> **WORK TO BE COMPLETED**
Repeat the records below exactly, leaving out every picture.

(Dataset excerpts)
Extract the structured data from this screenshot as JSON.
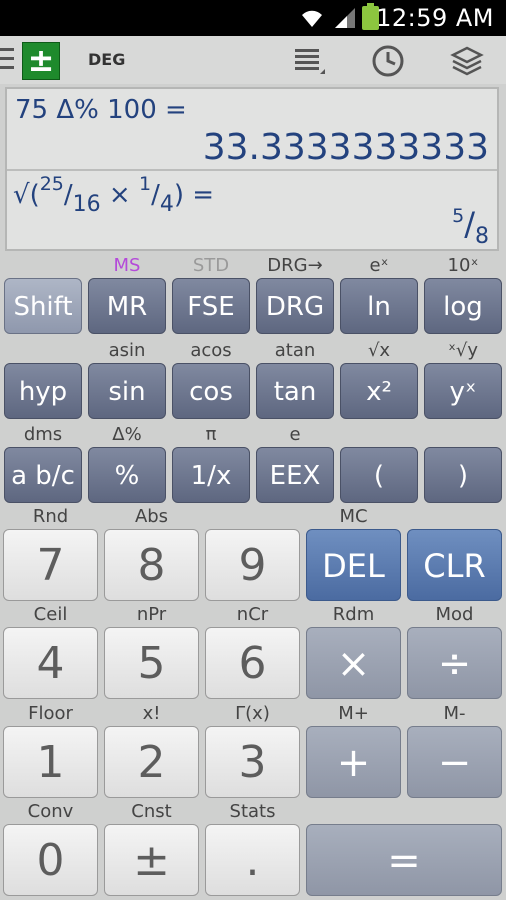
{
  "status_bar": {
    "time": "12:59 AM"
  },
  "toolbar": {
    "angle_mode": "DEG"
  },
  "display": {
    "expr1": "75 Δ% 100 =",
    "result1": "33.3333333333",
    "expr2_open": "√(",
    "expr2_n1": "25",
    "expr2_d1": "16",
    "expr2_times": " × ",
    "expr2_n2": "1",
    "expr2_d2": "4",
    "expr2_close": ") =",
    "result2_num": "5",
    "result2_den": "8"
  },
  "sci_rows": [
    [
      {
        "secondary": "",
        "label": "Shift",
        "style": "shift"
      },
      {
        "secondary": "MS",
        "label": "MR",
        "style": "dark",
        "sec_color": "#b44ad9"
      },
      {
        "secondary": "STD",
        "label": "FSE",
        "style": "dark",
        "sec_color": "#9a9a9a"
      },
      {
        "secondary": "DRG→",
        "label": "DRG",
        "style": "dark"
      },
      {
        "secondary": "eˣ",
        "label": "ln",
        "style": "dark"
      },
      {
        "secondary": "10ˣ",
        "label": "log",
        "style": "dark"
      }
    ],
    [
      {
        "secondary": "",
        "label": "hyp",
        "style": "dark"
      },
      {
        "secondary": "asin",
        "label": "sin",
        "style": "dark"
      },
      {
        "secondary": "acos",
        "label": "cos",
        "style": "dark"
      },
      {
        "secondary": "atan",
        "label": "tan",
        "style": "dark"
      },
      {
        "secondary": "√x",
        "label": "x²",
        "style": "dark"
      },
      {
        "secondary": "ˣ√y",
        "label": "yˣ",
        "style": "dark"
      }
    ],
    [
      {
        "secondary": "dms",
        "label": "a b/c",
        "style": "dark"
      },
      {
        "secondary": "Δ%",
        "label": "%",
        "style": "dark"
      },
      {
        "secondary": "π",
        "label": "1/x",
        "style": "dark"
      },
      {
        "secondary": "e",
        "label": "EEX",
        "style": "dark"
      },
      {
        "secondary": "",
        "label": "(",
        "style": "dark"
      },
      {
        "secondary": "",
        "label": ")",
        "style": "dark"
      }
    ]
  ],
  "num_rows": [
    [
      {
        "secondary": "Rnd",
        "label": "7",
        "style": "white"
      },
      {
        "secondary": "Abs",
        "label": "8",
        "style": "white"
      },
      {
        "secondary": "",
        "label": "9",
        "style": "white"
      },
      {
        "secondary": "MC",
        "label": "DEL",
        "style": "blue"
      },
      {
        "secondary": "",
        "label": "CLR",
        "style": "blue"
      }
    ],
    [
      {
        "secondary": "Ceil",
        "label": "4",
        "style": "white"
      },
      {
        "secondary": "nPr",
        "label": "5",
        "style": "white"
      },
      {
        "secondary": "nCr",
        "label": "6",
        "style": "white"
      },
      {
        "secondary": "Rdm",
        "label": "×",
        "style": "op"
      },
      {
        "secondary": "Mod",
        "label": "÷",
        "style": "op"
      }
    ],
    [
      {
        "secondary": "Floor",
        "label": "1",
        "style": "white"
      },
      {
        "secondary": "x!",
        "label": "2",
        "style": "white"
      },
      {
        "secondary": "Γ(x)",
        "label": "3",
        "style": "white"
      },
      {
        "secondary": "M+",
        "label": "+",
        "style": "op"
      },
      {
        "secondary": "M-",
        "label": "−",
        "style": "op"
      }
    ],
    [
      {
        "secondary": "Conv",
        "label": "0",
        "style": "white"
      },
      {
        "secondary": "Cnst",
        "label": "±",
        "style": "white"
      },
      {
        "secondary": "Stats",
        "label": ".",
        "style": "white"
      },
      {
        "secondary": "",
        "label": "=",
        "style": "op",
        "span": 2
      }
    ]
  ]
}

> **TASK OUTPUT**
Extract the structured data from this screenshot as JSON.
{
  "status_bar": {
    "time": "12:59 AM"
  },
  "toolbar": {
    "angle_mode": "DEG"
  },
  "display": {
    "expr1": "75 Δ% 100 =",
    "result1": "33.3333333333",
    "expr2_open": "√(",
    "expr2_n1": "25",
    "expr2_d1": "16",
    "expr2_times": " × ",
    "expr2_n2": "1",
    "expr2_d2": "4",
    "expr2_close": ") =",
    "result2_num": "5",
    "result2_den": "8"
  },
  "sci_rows": [
    [
      {
        "secondary": "",
        "label": "Shift",
        "style": "shift"
      },
      {
        "secondary": "MS",
        "label": "MR",
        "style": "dark",
        "sec_color": "#b44ad9"
      },
      {
        "secondary": "STD",
        "label": "FSE",
        "style": "dark",
        "sec_color": "#9a9a9a"
      },
      {
        "secondary": "DRG→",
        "label": "DRG",
        "style": "dark"
      },
      {
        "secondary": "eˣ",
        "label": "ln",
        "style": "dark"
      },
      {
        "secondary": "10ˣ",
        "label": "log",
        "style": "dark"
      }
    ],
    [
      {
        "secondary": "",
        "label": "hyp",
        "style": "dark"
      },
      {
        "secondary": "asin",
        "label": "sin",
        "style": "dark"
      },
      {
        "secondary": "acos",
        "label": "cos",
        "style": "dark"
      },
      {
        "secondary": "atan",
        "label": "tan",
        "style": "dark"
      },
      {
        "secondary": "√x",
        "label": "x²",
        "style": "dark"
      },
      {
        "secondary": "ˣ√y",
        "label": "yˣ",
        "style": "dark"
      }
    ],
    [
      {
        "secondary": "dms",
        "label": "a b/c",
        "style": "dark"
      },
      {
        "secondary": "Δ%",
        "label": "%",
        "style": "dark"
      },
      {
        "secondary": "π",
        "label": "1/x",
        "style": "dark"
      },
      {
        "secondary": "e",
        "label": "EEX",
        "style": "dark"
      },
      {
        "secondary": "",
        "label": "(",
        "style": "dark"
      },
      {
        "secondary": "",
        "label": ")",
        "style": "dark"
      }
    ]
  ],
  "num_rows": [
    [
      {
        "secondary": "Rnd",
        "label": "7",
        "style": "white"
      },
      {
        "secondary": "Abs",
        "label": "8",
        "style": "white"
      },
      {
        "secondary": "",
        "label": "9",
        "style": "white"
      },
      {
        "secondary": "MC",
        "label": "DEL",
        "style": "blue"
      },
      {
        "secondary": "",
        "label": "CLR",
        "style": "blue"
      }
    ],
    [
      {
        "secondary": "Ceil",
        "label": "4",
        "style": "white"
      },
      {
        "secondary": "nPr",
        "label": "5",
        "style": "white"
      },
      {
        "secondary": "nCr",
        "label": "6",
        "style": "white"
      },
      {
        "secondary": "Rdm",
        "label": "×",
        "style": "op"
      },
      {
        "secondary": "Mod",
        "label": "÷",
        "style": "op"
      }
    ],
    [
      {
        "secondary": "Floor",
        "label": "1",
        "style": "white"
      },
      {
        "secondary": "x!",
        "label": "2",
        "style": "white"
      },
      {
        "secondary": "Γ(x)",
        "label": "3",
        "style": "white"
      },
      {
        "secondary": "M+",
        "label": "+",
        "style": "op"
      },
      {
        "secondary": "M-",
        "label": "−",
        "style": "op"
      }
    ],
    [
      {
        "secondary": "Conv",
        "label": "0",
        "style": "white"
      },
      {
        "secondary": "Cnst",
        "label": "±",
        "style": "white"
      },
      {
        "secondary": "Stats",
        "label": ".",
        "style": "white"
      },
      {
        "secondary": "",
        "label": "=",
        "style": "op",
        "span": 2
      }
    ]
  ]
}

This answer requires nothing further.